[Written problem]:
Please set down all the lines beneath this one exactly, without the pictures.

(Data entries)
╔══
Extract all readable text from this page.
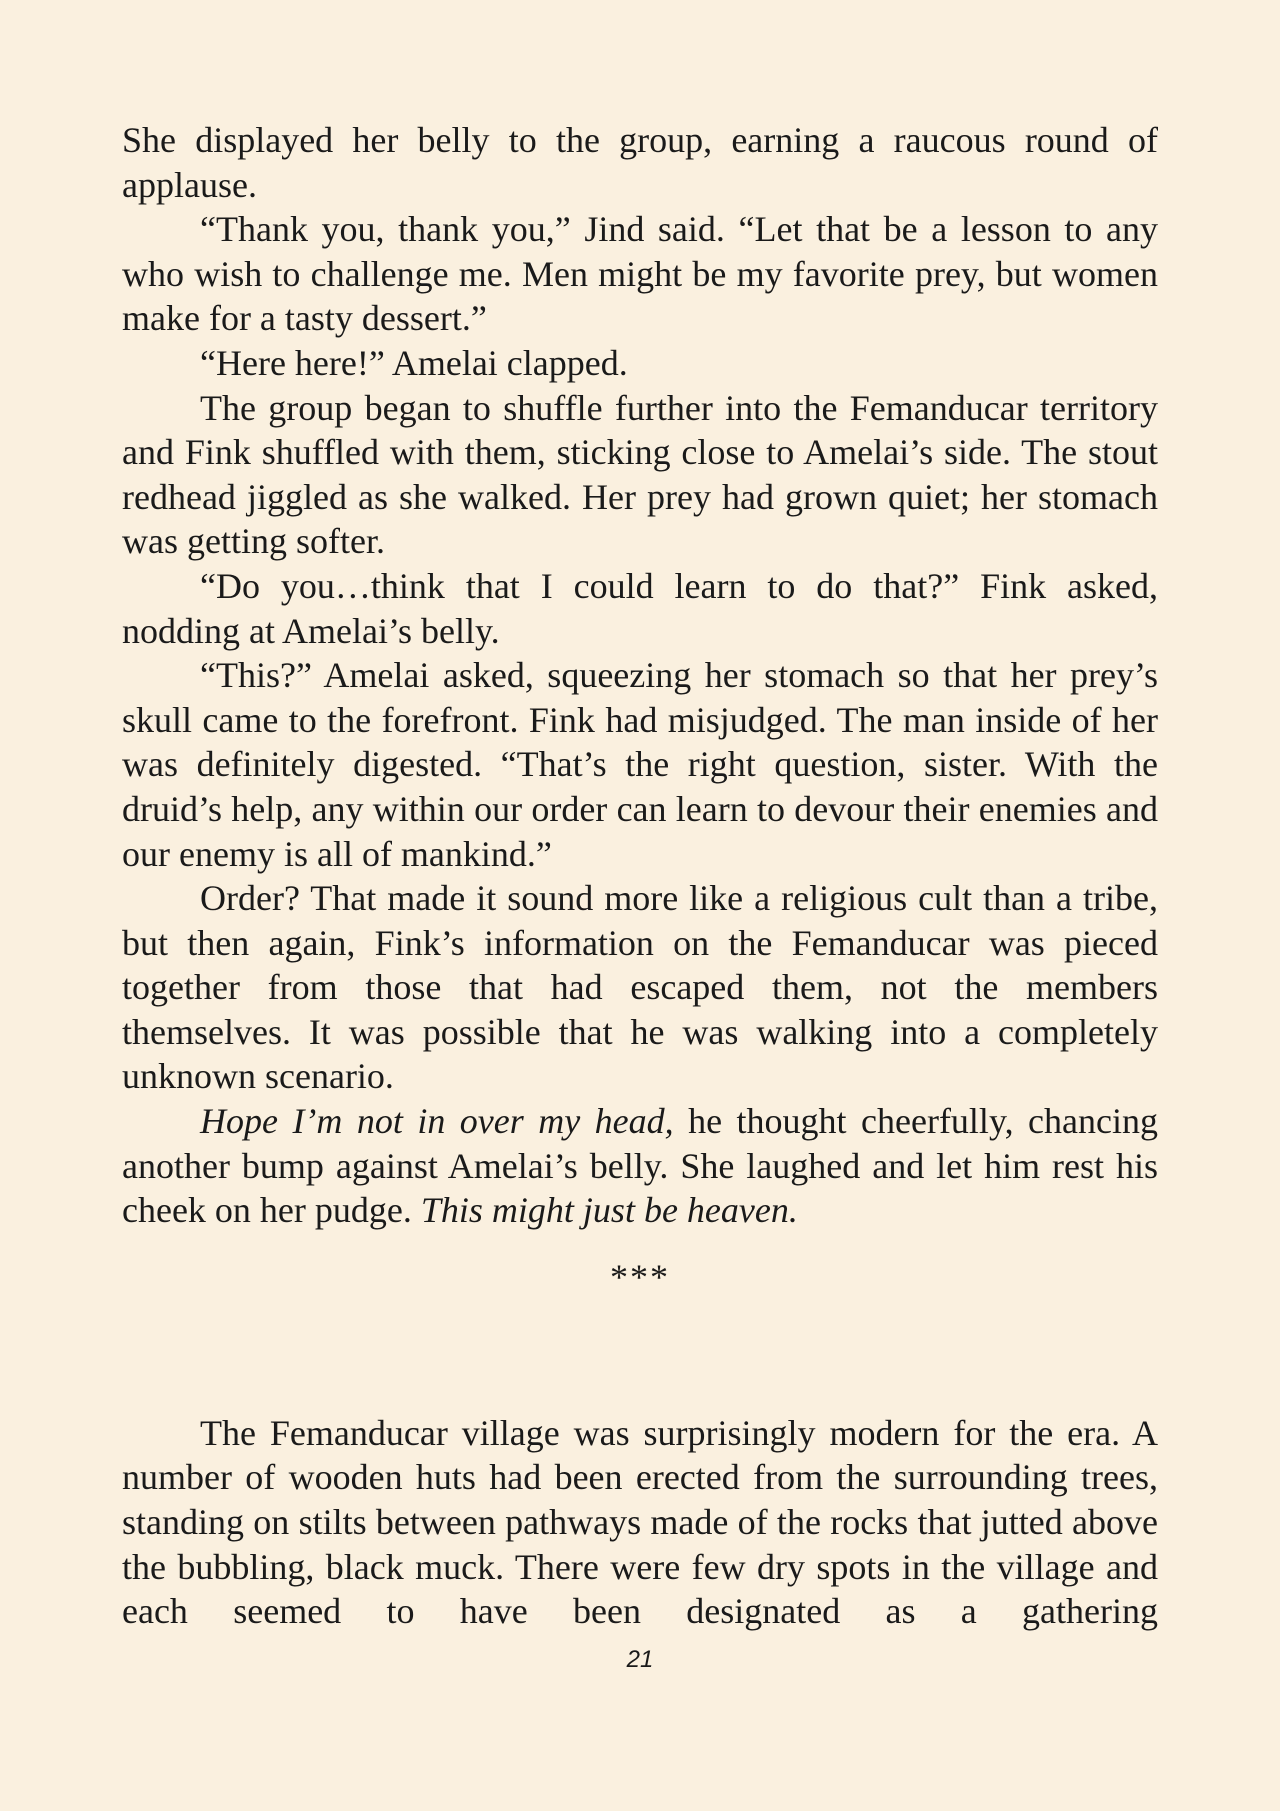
She displayed her belly to the group, earning a raucous round of applause.

“Thank you, thank you,” Jind said. “Let that be a lesson to any who wish to challenge me. Men might be my favorite prey, but women make for a tasty dessert.”

“Here here!” Amelai clapped.

The group began to shuffle further into the Femanducar territory and Fink shuffled with them, sticking close to Amelai’s side. The stout redhead jiggled as she walked. Her prey had grown quiet; her stomach was getting softer.

“Do you…think that I could learn to do that?” Fink asked, nodding at Amelai’s belly.

“This?” Amelai asked, squeezing her stomach so that her prey’s skull came to the forefront. Fink had misjudged. The man inside of her was definitely digested. “That’s the right question, sister. With the druid’s help, any within our order can learn to devour their enemies and our enemy is all of mankind.”

Order? That made it sound more like a religious cult than a tribe, but then again, Fink’s information on the Femanducar was pieced together from those that had escaped them, not the members themselves. It was possible that he was walking into a completely unknown scenario.

Hope I’m not in over my head, he thought cheerfully, chancing another bump against Amelai’s belly. She laughed and let him rest his cheek on her pudge. This might just be heaven.

***

The Femanducar village was surprisingly modern for the era. A number of wooden huts had been erected from the surrounding trees, standing on stilts between pathways made of the rocks that jutted above the bubbling, black muck. There were few dry spots in the village and each seemed to have been designated as a gathering

21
╚══
[Completed exercise]:
Extract all readable text from this page.
She displayed her belly to the group, earning a raucous round of applause.

“Thank you, thank you,” Jind said. “Let that be a lesson to any who wish to challenge me. Men might be my favorite prey, but women make for a tasty dessert.”

“Here here!” Amelai clapped.

The group began to shuffle further into the Femanducar territory and Fink shuffled with them, sticking close to Amelai’s side. The stout redhead jiggled as she walked. Her prey had grown quiet; her stomach was getting softer.

“Do you…think that I could learn to do that?” Fink asked, nodding at Amelai’s belly.

“This?” Amelai asked, squeezing her stomach so that her prey’s skull came to the forefront. Fink had misjudged. The man inside of her was definitely digested. “That’s the right question, sister. With the druid’s help, any within our order can learn to devour their enemies and our enemy is all of mankind.”

Order? That made it sound more like a religious cult than a tribe, but then again, Fink’s information on the Femanducar was pieced together from those that had escaped them, not the members themselves. It was possible that he was walking into a completely unknown scenario.

Hope I’m not in over my head, he thought cheerfully, chancing another bump against Amelai’s belly. She laughed and let him rest his cheek on her pudge. This might just be heaven.

***

The Femanducar village was surprisingly modern for the era. A number of wooden huts had been erected from the surrounding trees, standing on stilts between pathways made of the rocks that jutted above the bubbling, black muck. There were few dry spots in the village and each seemed to have been designated as a gathering

21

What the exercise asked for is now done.